##### RECORD EXCERPTS #####
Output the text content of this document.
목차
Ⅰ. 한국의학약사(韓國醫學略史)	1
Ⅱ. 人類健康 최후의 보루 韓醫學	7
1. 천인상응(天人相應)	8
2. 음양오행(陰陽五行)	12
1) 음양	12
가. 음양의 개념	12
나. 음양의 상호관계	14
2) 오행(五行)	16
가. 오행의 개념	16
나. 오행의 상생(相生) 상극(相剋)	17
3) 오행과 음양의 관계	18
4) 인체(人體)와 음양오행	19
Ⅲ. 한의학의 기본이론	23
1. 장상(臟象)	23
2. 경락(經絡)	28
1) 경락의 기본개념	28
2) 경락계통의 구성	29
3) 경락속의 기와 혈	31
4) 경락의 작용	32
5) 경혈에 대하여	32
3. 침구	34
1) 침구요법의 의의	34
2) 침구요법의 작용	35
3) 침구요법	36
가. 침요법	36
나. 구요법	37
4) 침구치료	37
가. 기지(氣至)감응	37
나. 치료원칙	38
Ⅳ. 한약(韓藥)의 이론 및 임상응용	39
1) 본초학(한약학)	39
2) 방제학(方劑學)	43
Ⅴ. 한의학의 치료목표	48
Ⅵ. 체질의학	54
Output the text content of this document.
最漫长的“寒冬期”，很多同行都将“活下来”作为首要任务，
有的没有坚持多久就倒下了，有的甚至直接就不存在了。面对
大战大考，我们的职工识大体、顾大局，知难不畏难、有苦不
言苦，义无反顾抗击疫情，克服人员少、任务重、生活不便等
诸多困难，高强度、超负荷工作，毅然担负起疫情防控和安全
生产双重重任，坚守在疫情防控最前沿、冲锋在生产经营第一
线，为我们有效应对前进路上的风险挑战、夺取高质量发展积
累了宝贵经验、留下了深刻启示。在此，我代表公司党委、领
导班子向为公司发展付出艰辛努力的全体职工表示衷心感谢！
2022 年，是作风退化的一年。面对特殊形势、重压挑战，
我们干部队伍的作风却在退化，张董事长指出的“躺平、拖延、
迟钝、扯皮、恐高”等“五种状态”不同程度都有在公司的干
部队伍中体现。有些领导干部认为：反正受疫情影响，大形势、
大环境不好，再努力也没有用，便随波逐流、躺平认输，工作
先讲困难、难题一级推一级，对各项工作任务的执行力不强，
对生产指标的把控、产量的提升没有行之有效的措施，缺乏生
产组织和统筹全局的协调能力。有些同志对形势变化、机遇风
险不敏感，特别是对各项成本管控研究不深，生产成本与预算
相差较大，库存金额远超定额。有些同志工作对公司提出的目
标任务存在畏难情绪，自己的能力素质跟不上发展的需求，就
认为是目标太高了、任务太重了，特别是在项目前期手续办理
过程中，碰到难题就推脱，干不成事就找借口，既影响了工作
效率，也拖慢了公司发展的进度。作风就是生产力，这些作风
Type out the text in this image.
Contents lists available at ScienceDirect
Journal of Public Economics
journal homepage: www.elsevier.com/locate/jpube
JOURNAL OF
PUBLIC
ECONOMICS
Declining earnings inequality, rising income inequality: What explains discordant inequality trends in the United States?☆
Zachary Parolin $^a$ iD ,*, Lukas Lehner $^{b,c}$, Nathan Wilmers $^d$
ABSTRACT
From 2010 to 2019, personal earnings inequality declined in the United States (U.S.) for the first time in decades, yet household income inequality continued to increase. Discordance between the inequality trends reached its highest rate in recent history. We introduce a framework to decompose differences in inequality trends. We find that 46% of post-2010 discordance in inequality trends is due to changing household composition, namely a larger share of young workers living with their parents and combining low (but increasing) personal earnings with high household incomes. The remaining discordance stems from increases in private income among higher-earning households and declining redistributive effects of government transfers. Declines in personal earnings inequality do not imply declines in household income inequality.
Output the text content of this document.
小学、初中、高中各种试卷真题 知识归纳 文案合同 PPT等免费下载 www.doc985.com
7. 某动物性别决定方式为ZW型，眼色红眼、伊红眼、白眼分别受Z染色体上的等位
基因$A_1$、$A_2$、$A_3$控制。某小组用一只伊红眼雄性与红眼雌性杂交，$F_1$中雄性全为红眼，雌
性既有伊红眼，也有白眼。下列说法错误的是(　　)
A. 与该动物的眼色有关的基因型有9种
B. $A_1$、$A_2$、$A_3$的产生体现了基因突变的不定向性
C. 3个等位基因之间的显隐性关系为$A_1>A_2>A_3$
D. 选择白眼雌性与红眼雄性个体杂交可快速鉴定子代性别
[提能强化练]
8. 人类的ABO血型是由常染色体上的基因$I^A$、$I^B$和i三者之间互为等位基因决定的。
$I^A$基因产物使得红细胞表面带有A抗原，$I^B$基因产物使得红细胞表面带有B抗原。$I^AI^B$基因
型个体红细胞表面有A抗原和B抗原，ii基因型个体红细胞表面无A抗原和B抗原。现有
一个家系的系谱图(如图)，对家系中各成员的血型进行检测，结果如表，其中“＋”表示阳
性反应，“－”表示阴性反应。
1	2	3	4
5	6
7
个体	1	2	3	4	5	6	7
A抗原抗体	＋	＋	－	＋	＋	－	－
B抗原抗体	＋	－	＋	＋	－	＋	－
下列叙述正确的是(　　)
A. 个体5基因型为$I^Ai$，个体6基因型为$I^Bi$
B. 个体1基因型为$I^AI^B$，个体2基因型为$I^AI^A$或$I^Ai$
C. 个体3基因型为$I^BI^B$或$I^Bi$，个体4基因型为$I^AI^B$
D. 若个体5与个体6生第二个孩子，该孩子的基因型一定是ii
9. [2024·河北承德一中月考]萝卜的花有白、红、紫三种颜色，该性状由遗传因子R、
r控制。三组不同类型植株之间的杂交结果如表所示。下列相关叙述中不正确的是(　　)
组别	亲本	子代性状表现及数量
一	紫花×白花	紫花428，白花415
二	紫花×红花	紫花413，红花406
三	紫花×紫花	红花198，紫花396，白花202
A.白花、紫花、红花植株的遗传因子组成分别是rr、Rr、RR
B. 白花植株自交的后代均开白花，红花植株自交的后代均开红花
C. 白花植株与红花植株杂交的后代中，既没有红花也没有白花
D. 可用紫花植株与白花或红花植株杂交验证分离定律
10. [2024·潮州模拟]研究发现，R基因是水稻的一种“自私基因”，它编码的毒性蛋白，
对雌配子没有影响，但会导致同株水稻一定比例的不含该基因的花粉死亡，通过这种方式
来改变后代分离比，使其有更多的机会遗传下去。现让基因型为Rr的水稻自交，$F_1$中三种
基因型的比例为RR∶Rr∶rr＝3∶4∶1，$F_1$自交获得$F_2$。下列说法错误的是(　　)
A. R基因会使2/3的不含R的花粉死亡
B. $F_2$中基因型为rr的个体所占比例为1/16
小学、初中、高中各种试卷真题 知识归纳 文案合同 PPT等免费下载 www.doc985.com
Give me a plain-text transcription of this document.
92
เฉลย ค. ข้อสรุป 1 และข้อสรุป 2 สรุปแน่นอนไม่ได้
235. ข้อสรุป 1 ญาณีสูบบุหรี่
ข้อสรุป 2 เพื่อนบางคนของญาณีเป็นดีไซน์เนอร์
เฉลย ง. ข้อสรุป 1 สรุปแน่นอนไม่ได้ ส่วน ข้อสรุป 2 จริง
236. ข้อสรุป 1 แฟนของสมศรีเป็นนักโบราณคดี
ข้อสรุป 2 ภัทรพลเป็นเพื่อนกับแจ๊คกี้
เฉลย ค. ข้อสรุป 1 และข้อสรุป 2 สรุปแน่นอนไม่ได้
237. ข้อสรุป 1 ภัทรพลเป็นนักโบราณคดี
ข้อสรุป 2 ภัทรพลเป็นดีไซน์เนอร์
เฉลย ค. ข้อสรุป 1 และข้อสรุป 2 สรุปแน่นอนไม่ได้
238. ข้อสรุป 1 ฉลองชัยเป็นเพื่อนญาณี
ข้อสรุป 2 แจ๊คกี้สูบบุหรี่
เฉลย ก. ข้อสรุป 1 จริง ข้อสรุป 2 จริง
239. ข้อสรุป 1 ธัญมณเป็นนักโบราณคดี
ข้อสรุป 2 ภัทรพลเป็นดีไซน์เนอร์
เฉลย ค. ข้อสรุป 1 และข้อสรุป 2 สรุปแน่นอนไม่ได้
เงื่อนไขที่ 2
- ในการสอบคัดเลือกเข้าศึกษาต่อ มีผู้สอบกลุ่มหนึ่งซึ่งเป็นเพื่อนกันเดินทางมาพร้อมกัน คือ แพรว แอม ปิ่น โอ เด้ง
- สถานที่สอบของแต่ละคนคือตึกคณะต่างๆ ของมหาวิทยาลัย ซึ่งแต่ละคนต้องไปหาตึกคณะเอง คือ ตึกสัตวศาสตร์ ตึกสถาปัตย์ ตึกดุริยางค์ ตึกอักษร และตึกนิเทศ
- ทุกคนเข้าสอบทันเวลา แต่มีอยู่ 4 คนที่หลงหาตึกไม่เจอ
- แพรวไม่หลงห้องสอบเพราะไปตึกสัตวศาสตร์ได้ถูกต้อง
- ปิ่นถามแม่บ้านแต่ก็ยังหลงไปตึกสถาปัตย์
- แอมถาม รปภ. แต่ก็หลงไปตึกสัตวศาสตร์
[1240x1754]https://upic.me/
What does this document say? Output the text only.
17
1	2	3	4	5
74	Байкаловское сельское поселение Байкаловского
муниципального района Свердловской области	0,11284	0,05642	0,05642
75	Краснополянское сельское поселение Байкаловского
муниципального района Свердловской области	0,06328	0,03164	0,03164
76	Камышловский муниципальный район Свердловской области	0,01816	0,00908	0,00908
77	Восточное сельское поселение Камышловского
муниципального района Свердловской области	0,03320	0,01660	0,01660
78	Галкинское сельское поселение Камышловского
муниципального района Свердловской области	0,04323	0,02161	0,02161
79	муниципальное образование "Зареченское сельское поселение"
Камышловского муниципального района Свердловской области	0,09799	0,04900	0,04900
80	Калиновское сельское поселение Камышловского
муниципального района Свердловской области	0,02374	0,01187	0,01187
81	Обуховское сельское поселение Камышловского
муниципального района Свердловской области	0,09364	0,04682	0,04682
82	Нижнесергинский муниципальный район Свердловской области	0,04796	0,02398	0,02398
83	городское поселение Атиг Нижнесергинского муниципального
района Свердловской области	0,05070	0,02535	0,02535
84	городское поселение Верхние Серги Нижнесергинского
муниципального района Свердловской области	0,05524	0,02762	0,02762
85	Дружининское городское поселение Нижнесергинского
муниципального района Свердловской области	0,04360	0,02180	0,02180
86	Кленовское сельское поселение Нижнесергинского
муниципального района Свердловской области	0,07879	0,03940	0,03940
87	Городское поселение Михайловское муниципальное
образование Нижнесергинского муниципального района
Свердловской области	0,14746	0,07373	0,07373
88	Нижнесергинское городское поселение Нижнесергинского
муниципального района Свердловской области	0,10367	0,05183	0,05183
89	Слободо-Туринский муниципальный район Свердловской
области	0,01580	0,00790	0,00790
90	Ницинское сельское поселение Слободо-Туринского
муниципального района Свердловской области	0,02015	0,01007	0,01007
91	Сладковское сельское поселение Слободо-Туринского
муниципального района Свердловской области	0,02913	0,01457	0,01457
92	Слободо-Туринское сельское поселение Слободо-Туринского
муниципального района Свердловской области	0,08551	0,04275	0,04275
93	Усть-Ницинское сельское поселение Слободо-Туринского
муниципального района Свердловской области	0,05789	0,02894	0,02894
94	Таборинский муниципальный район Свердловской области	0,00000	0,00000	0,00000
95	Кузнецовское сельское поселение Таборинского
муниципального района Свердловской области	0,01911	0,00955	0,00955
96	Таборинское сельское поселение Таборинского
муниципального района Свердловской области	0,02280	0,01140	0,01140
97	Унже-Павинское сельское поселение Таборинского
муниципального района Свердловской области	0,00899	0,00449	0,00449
#####
EXERCISE DETAILS: Look for "กสถาป" and pull out every line that has it.

RESPONSE TO THE TASK:
- สถานที่สอบของแต่ละคนคือตึกคณะต่างๆ ของมหาวิทยาลัย ซึ่งแต่ละคนต้องไปหาตึกคณะเอง คือ ตึกสัตวศาสตร์ ตึกสถาปัตย์ ตึกดุริยางค์ ตึกอักษร และตึกนิเทศ
- ปิ่นถามแม่บ้านแต่ก็ยังหลงไปตึกสถาปัตย์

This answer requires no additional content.